* [Goal of the exercise] Provide the data again in its entirety, exactly as given.

* [Data for this task]

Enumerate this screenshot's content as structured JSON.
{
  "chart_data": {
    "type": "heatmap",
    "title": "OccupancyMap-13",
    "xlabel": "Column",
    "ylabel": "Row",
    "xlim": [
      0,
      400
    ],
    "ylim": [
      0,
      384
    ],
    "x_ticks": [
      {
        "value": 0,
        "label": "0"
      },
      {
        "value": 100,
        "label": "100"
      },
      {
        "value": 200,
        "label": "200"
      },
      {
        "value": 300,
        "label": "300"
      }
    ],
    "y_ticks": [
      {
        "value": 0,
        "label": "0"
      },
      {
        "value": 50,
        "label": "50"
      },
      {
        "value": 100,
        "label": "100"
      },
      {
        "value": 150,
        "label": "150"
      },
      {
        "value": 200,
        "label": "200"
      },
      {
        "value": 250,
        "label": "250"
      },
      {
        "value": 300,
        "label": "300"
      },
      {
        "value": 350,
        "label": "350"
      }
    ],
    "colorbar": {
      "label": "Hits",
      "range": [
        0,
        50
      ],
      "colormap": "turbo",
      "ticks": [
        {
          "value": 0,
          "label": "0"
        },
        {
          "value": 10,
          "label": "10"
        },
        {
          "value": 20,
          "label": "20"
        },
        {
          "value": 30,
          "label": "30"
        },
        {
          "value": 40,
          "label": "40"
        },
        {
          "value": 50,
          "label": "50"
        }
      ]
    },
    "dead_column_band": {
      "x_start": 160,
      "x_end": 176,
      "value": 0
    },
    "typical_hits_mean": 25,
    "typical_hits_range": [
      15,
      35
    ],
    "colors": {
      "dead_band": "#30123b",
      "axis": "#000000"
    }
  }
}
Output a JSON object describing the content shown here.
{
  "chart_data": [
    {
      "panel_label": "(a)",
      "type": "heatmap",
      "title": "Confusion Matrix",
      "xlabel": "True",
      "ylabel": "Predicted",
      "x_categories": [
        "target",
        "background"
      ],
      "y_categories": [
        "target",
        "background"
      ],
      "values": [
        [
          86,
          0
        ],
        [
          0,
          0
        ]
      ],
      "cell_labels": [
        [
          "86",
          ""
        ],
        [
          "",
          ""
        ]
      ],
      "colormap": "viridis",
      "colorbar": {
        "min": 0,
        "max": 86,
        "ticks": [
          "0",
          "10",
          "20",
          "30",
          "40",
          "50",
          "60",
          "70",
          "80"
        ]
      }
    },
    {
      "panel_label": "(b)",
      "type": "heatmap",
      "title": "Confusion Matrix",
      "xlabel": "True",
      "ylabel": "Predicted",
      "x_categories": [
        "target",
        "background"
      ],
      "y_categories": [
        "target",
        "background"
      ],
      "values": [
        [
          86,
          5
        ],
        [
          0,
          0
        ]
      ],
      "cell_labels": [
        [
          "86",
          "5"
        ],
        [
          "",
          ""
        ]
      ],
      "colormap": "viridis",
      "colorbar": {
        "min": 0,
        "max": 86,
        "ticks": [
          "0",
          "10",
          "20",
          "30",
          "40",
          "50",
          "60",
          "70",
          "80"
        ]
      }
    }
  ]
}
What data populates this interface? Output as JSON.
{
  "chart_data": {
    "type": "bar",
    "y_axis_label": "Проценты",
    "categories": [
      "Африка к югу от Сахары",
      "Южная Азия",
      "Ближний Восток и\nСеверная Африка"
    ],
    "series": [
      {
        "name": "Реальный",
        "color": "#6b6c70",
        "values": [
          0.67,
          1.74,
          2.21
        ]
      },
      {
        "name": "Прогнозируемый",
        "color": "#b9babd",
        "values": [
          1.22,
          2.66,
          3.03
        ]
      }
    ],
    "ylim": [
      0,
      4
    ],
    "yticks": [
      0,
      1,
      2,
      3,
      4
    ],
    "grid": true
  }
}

* [Output for this task]
Enumerate this screenshot's content as structured JSON.
{
  "chart_data": {
    "type": "heatmap",
    "title": "OccupancyMap-13",
    "xlabel": "Column",
    "ylabel": "Row",
    "xlim": [
      0,
      400
    ],
    "ylim": [
      0,
      384
    ],
    "x_ticks": [
      {
        "value": 0,
        "label": "0"
      },
      {
        "value": 100,
        "label": "100"
      },
      {
        "value": 200,
        "label": "200"
      },
      {
        "value": 300,
        "label": "300"
      }
    ],
    "y_ticks": [
      {
        "value": 0,
        "label": "0"
      },
      {
        "value": 50,
        "label": "50"
      },
      {
        "value": 100,
        "label": "100"
      },
      {
        "value": 150,
        "label": "150"
      },
      {
        "value": 200,
        "label": "200"
      },
      {
        "value": 250,
        "label": "250"
      },
      {
        "value": 300,
        "label": "300"
      },
      {
        "value": 350,
        "label": "350"
      }
    ],
    "colorbar": {
      "label": "Hits",
      "range": [
        0,
        50
      ],
      "colormap": "turbo",
      "ticks": [
        {
          "value": 0,
          "label": "0"
        },
        {
          "value": 10,
          "label": "10"
        },
        {
          "value": 20,
          "label": "20"
        },
        {
          "value": 30,
          "label": "30"
        },
        {
          "value": 40,
          "label": "40"
        },
        {
          "value": 50,
          "label": "50"
        }
      ]
    },
    "dead_column_band": {
      "x_start": 160,
      "x_end": 176,
      "value": 0
    },
    "typical_hits_mean": 25,
    "typical_hits_range": [
      15,
      35
    ],
    "colors": {
      "dead_band": "#30123b",
      "axis": "#000000"
    }
  }
}
Output a JSON object describing the content shown here.
{
  "chart_data": [
    {
      "panel_label": "(a)",
      "type": "heatmap",
      "title": "Confusion Matrix",
      "xlabel": "True",
      "ylabel": "Predicted",
      "x_categories": [
        "target",
        "background"
      ],
      "y_categories": [
        "target",
        "background"
      ],
      "values": [
        [
          86,
          0
        ],
        [
          0,
          0
        ]
      ],
      "cell_labels": [
        [
          "86",
          ""
        ],
        [
          "",
          ""
        ]
      ],
      "colormap": "viridis",
      "colorbar": {
        "min": 0,
        "max": 86,
        "ticks": [
          "0",
          "10",
          "20",
          "30",
          "40",
          "50",
          "60",
          "70",
          "80"
        ]
      }
    },
    {
      "panel_label": "(b)",
      "type": "heatmap",
      "title": "Confusion Matrix",
      "xlabel": "True",
      "ylabel": "Predicted",
      "x_categories": [
        "target",
        "background"
      ],
      "y_categories": [
        "target",
        "background"
      ],
      "values": [
        [
          86,
          5
        ],
        [
          0,
          0
        ]
      ],
      "cell_labels": [
        [
          "86",
          "5"
        ],
        [
          "",
          ""
        ]
      ],
      "colormap": "viridis",
      "colorbar": {
        "min": 0,
        "max": 86,
        "ticks": [
          "0",
          "10",
          "20",
          "30",
          "40",
          "50",
          "60",
          "70",
          "80"
        ]
      }
    }
  ]
}
What data populates this interface? Output as JSON.
{
  "chart_data": {
    "type": "bar",
    "y_axis_label": "Проценты",
    "categories": [
      "Африка к югу от Сахары",
      "Южная Азия",
      "Ближний Восток и\nСеверная Африка"
    ],
    "series": [
      {
        "name": "Реальный",
        "color": "#6b6c70",
        "values": [
          0.67,
          1.74,
          2.21
        ]
      },
      {
        "name": "Прогнозируемый",
        "color": "#b9babd",
        "values": [
          1.22,
          2.66,
          3.03
        ]
      }
    ],
    "ylim": [
      0,
      4
    ],
    "yticks": [
      0,
      1,
      2,
      3,
      4
    ],
    "grid": true
  }
}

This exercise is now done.